--- start Data provided ---

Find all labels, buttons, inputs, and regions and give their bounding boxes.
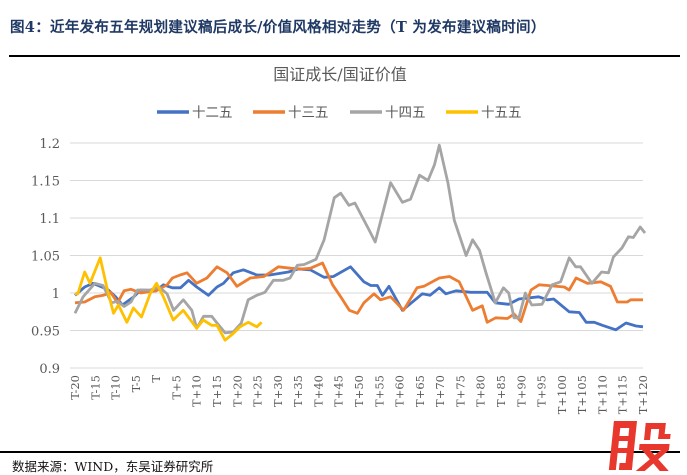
x-tick-label: T-10	[109, 375, 123, 400]
x-tick-label: T+55	[372, 375, 386, 407]
y-tick-label: 1.05	[31, 250, 60, 265]
x-tick-label: T+20	[230, 375, 244, 407]
x-tick-label: T+80	[474, 375, 488, 407]
legend-label: 十二五	[192, 105, 233, 121]
legend-item: 十五五	[446, 105, 522, 121]
x-tick-label: T+75	[453, 375, 467, 407]
x-tick-label: T+35	[291, 375, 305, 407]
x-tick-label: T+115	[616, 375, 630, 414]
x-tick-label: T+45	[332, 375, 346, 407]
x-tick-label: T+30	[271, 375, 285, 407]
x-tick-label: T+65	[413, 375, 427, 407]
y-tick-label: 0.95	[31, 325, 60, 340]
series-line-4	[75, 256, 263, 342]
x-tick-label: T-15	[88, 375, 102, 400]
legend-label: 十三五	[288, 105, 329, 121]
chart-title: 国证成长/国证价值	[273, 65, 406, 84]
y-tick-label: 1.2	[39, 137, 60, 152]
top-rule	[9, 55, 680, 57]
x-tick-label: T+90	[514, 375, 528, 407]
legend-label: 十五五	[481, 105, 522, 121]
x-tick-label: T+120	[636, 375, 650, 414]
y-axis-ticks: 0.9 0.95 1 1.05 1.1 1.15 1.2	[31, 137, 60, 377]
x-tick-label: T+60	[393, 375, 407, 407]
x-tick-label: T+50	[352, 375, 366, 407]
gridlines	[70, 142, 643, 369]
x-tick-label: T-5	[129, 375, 143, 392]
y-tick-label: 1	[52, 287, 60, 302]
x-tick-label: T+25	[251, 375, 265, 407]
x-axis-ticks: T-20 T-15 T-10 T-5 T T+5 T+10 T+15 T+20 T+25 T+30 T…	[68, 375, 650, 415]
legend-item: 十二五	[157, 105, 233, 121]
source-note: 数据来源：WIND，东吴证券研究所	[12, 459, 214, 474]
x-tick-label: T+100	[555, 375, 569, 414]
series-line-1	[74, 265, 644, 332]
y-tick-label: 1.1	[39, 212, 60, 227]
x-tick-label: T-20	[68, 375, 82, 400]
x-tick-label: T+10	[190, 375, 204, 407]
series-lines	[73, 143, 647, 342]
x-tick-label: T+105	[575, 375, 589, 414]
legend-label: 十四五	[385, 105, 426, 121]
x-tick-label: T+85	[494, 375, 508, 407]
legend: 十二五 十三五 十四五 十五五	[157, 105, 522, 121]
series-line-3	[73, 143, 647, 335]
figure-title: 图4：近年发布五年规划建议稿后成长/价值风格相对走势（T 为发布建议稿时间）	[10, 19, 546, 36]
series-line-2	[74, 261, 643, 324]
x-tick-label: T+70	[433, 375, 447, 407]
x-tick-label: T+95	[535, 375, 549, 407]
y-tick-label: 1.15	[31, 175, 60, 190]
x-tick-label: T	[149, 375, 163, 383]
x-tick-label: T+15	[210, 375, 224, 407]
x-tick-label: T+40	[311, 375, 325, 407]
legend-item: 十三五	[253, 105, 329, 121]
y-tick-label: 0.9	[39, 362, 60, 377]
x-tick-label: T+5	[169, 375, 183, 400]
legend-item: 十四五	[350, 105, 426, 121]
bottom-rule	[0, 451, 680, 453]
x-tick-label: T+110	[595, 375, 609, 414]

--- end Data provided ---

→ What you will do: Swap "legend-label" for "legend-text" throughout the data above, keeping everything else the same, and omit the pictures from your answer.

→ Result for this task:
Find all labels, buttons, inputs, and regions and give their bounding boxes.
x-tick-label: T-10	[109, 375, 123, 400]
x-tick-label: T+55	[372, 375, 386, 407]
y-tick-label: 1.05	[31, 250, 60, 265]
x-tick-label: T+20	[230, 375, 244, 407]
x-tick-label: T+80	[474, 375, 488, 407]
legend-text: 十二五	[192, 105, 233, 121]
legend-item: 十五五	[446, 105, 522, 121]
x-tick-label: T+75	[453, 375, 467, 407]
x-tick-label: T+35	[291, 375, 305, 407]
x-tick-label: T+115	[616, 375, 630, 414]
x-tick-label: T+45	[332, 375, 346, 407]
x-tick-label: T+30	[271, 375, 285, 407]
x-tick-label: T+65	[413, 375, 427, 407]
y-tick-label: 0.95	[31, 325, 60, 340]
series-line-4	[75, 256, 263, 342]
x-tick-label: T-15	[88, 375, 102, 400]
legend-text: 十三五	[288, 105, 329, 121]
chart-title: 国证成长/国证价值	[273, 65, 406, 84]
y-tick-label: 1.2	[39, 137, 60, 152]
top-rule	[9, 55, 680, 57]
x-tick-label: T+90	[514, 375, 528, 407]
legend-text: 十五五	[481, 105, 522, 121]
x-tick-label: T+120	[636, 375, 650, 414]
y-axis-ticks: 0.9 0.95 1 1.05 1.1 1.15 1.2	[31, 137, 60, 377]
x-tick-label: T+60	[393, 375, 407, 407]
x-tick-label: T+50	[352, 375, 366, 407]
gridlines	[70, 142, 643, 369]
x-tick-label: T-5	[129, 375, 143, 392]
y-tick-label: 1	[52, 287, 60, 302]
x-tick-label: T+25	[251, 375, 265, 407]
x-axis-ticks: T-20 T-15 T-10 T-5 T T+5 T+10 T+15 T+20 T+25 T+30 T…	[68, 375, 650, 415]
legend-item: 十二五	[157, 105, 233, 121]
source-note: 数据来源：WIND，东吴证券研究所	[12, 459, 214, 474]
x-tick-label: T+100	[555, 375, 569, 414]
series-line-1	[74, 265, 644, 332]
y-tick-label: 1.1	[39, 212, 60, 227]
x-tick-label: T-20	[68, 375, 82, 400]
x-tick-label: T+10	[190, 375, 204, 407]
series-lines	[73, 143, 647, 342]
x-tick-label: T+105	[575, 375, 589, 414]
legend-text: 十四五	[385, 105, 426, 121]
x-tick-label: T+85	[494, 375, 508, 407]
legend: 十二五 十三五 十四五 十五五	[157, 105, 522, 121]
series-line-3	[73, 143, 647, 335]
figure-title: 图4：近年发布五年规划建议稿后成长/价值风格相对走势（T 为发布建议稿时间）	[10, 19, 546, 36]
series-line-2	[74, 261, 643, 324]
x-tick-label: T+70	[433, 375, 447, 407]
x-tick-label: T+95	[535, 375, 549, 407]
y-tick-label: 1.15	[31, 175, 60, 190]
x-tick-label: T	[149, 375, 163, 383]
x-tick-label: T+15	[210, 375, 224, 407]
x-tick-label: T+40	[311, 375, 325, 407]
legend-item: 十三五	[253, 105, 329, 121]
y-tick-label: 0.9	[39, 362, 60, 377]
x-tick-label: T+5	[169, 375, 183, 400]
legend-item: 十四五	[350, 105, 426, 121]
bottom-rule	[0, 451, 680, 453]
x-tick-label: T+110	[595, 375, 609, 414]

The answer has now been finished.